_EXERCISE DIRECTIONS:_
From the entries below, copy every line where the string "hoge" appears.

(Dataset items)
_____

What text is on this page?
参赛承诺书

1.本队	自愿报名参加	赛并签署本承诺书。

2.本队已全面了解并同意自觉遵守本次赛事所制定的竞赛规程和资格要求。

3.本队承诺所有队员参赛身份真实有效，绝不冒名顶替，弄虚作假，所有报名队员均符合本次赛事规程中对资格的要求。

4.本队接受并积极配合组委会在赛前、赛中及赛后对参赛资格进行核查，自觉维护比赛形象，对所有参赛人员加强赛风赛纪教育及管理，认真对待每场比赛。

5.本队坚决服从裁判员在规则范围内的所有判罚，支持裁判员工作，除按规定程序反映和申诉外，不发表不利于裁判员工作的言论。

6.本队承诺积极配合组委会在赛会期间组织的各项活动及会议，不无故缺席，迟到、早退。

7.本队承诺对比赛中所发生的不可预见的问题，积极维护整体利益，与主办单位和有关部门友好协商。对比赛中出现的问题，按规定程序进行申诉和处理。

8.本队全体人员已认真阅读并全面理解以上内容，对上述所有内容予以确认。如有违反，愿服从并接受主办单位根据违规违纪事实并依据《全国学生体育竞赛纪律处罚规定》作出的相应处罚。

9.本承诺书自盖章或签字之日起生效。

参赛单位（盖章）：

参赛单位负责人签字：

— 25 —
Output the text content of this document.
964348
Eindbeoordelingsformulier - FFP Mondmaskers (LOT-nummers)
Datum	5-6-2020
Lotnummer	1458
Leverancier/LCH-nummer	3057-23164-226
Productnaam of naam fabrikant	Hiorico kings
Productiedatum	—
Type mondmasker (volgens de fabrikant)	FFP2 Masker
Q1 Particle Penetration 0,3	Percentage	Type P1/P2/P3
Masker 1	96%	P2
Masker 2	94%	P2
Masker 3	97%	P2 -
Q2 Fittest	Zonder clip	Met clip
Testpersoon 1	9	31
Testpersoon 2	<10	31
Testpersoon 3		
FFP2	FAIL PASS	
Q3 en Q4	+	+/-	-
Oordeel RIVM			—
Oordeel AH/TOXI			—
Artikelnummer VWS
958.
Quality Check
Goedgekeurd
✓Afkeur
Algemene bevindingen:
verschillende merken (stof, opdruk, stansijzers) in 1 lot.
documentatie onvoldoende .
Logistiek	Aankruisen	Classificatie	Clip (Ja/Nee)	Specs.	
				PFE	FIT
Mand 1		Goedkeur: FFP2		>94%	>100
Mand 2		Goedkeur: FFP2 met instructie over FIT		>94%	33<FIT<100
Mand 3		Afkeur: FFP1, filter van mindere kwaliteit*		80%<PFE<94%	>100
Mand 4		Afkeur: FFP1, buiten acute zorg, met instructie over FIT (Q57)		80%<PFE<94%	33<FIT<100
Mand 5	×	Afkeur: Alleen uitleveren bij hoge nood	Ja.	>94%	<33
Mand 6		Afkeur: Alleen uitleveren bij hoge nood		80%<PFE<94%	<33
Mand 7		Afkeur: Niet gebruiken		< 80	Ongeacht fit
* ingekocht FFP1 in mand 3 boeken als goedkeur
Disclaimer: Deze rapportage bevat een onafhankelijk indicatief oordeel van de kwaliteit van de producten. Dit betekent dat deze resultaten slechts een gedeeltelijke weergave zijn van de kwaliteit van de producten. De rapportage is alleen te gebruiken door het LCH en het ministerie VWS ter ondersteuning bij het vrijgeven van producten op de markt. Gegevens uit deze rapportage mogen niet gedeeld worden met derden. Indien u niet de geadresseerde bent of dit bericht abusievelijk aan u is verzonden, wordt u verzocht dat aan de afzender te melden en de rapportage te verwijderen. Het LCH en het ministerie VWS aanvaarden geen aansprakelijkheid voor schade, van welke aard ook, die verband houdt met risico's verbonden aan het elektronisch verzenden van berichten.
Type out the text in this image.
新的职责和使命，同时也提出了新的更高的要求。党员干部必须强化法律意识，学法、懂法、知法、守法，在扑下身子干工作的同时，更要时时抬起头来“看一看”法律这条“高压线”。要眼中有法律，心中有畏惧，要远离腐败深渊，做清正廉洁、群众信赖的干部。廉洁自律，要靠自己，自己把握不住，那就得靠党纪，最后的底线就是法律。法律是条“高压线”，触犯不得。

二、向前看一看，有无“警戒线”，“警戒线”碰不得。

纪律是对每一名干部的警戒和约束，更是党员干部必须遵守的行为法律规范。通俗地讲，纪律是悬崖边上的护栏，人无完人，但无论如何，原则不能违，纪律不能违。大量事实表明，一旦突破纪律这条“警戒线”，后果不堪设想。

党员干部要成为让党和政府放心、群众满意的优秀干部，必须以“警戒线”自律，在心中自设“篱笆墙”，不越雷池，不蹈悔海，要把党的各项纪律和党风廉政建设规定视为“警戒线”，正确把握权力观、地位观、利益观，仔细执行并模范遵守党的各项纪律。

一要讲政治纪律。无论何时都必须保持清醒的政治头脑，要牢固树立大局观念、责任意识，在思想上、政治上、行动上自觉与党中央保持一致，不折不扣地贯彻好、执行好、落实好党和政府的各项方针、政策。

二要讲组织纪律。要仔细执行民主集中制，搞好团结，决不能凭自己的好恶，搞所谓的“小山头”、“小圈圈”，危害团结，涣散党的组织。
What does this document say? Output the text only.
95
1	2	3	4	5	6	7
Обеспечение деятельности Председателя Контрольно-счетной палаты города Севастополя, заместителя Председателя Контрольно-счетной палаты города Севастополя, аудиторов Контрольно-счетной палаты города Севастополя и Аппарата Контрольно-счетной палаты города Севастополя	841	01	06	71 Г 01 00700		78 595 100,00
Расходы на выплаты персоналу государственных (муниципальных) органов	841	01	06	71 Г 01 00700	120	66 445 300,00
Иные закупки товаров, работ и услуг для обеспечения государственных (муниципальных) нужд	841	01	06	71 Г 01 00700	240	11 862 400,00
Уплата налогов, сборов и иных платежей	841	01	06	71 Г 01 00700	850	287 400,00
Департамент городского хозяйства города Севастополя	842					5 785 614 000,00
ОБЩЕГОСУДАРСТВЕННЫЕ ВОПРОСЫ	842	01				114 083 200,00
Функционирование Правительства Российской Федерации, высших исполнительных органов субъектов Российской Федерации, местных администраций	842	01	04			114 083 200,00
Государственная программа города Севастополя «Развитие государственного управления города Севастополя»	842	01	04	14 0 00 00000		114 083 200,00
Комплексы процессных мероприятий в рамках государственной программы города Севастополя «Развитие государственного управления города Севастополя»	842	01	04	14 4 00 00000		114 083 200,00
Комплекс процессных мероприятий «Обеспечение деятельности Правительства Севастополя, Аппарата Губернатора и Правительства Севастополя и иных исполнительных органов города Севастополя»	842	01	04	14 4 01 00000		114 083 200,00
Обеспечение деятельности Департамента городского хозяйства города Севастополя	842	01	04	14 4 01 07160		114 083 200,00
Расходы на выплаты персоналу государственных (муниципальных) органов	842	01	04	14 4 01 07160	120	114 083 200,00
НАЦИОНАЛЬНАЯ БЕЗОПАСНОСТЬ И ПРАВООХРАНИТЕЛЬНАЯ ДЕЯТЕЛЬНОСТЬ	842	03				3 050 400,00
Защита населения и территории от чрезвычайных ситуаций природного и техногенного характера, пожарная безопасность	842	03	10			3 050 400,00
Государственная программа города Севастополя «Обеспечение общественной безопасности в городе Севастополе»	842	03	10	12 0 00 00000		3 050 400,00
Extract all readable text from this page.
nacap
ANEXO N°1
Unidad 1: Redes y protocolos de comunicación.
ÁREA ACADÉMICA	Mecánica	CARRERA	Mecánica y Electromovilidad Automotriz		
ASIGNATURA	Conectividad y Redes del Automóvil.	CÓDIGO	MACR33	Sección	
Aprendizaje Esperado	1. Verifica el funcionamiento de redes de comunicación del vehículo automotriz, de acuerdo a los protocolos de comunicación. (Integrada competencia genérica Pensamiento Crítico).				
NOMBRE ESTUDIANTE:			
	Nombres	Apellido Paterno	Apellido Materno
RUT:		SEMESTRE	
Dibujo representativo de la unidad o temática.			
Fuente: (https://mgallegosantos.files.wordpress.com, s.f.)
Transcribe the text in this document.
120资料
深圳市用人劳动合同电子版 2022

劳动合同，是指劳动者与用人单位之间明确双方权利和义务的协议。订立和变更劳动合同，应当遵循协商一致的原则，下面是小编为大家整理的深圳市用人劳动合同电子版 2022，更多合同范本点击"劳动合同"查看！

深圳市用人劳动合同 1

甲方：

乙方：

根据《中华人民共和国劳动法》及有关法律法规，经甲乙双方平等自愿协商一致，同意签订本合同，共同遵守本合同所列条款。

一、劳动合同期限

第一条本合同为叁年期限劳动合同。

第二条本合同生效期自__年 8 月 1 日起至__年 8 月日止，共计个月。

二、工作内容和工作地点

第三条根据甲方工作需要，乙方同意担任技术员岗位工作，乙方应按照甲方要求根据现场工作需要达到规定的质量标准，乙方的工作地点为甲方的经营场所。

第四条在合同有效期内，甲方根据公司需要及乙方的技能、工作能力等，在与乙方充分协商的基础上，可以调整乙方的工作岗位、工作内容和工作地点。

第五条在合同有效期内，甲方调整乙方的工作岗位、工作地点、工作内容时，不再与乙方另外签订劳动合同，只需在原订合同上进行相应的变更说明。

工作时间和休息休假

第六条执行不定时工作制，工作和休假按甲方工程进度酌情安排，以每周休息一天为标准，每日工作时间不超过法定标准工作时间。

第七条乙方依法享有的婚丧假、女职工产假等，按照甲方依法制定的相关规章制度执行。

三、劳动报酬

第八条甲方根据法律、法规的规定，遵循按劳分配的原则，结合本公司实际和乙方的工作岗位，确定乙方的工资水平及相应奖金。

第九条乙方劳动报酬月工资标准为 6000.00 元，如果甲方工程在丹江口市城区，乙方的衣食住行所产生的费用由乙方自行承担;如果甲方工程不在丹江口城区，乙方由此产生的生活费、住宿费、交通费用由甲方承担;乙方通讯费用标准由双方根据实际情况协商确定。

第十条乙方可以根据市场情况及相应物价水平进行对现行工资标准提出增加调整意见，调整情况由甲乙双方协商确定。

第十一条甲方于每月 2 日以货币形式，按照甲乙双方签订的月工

_____

_SOLUTION FOR THIS PROBLEM:_
Mand 5	×	Afkeur: Alleen uitleveren bij hoge nood	Ja.	>94%	<33
Mand 6		Afkeur: Alleen uitleveren bij hoge nood		80%<PFE<94%	<33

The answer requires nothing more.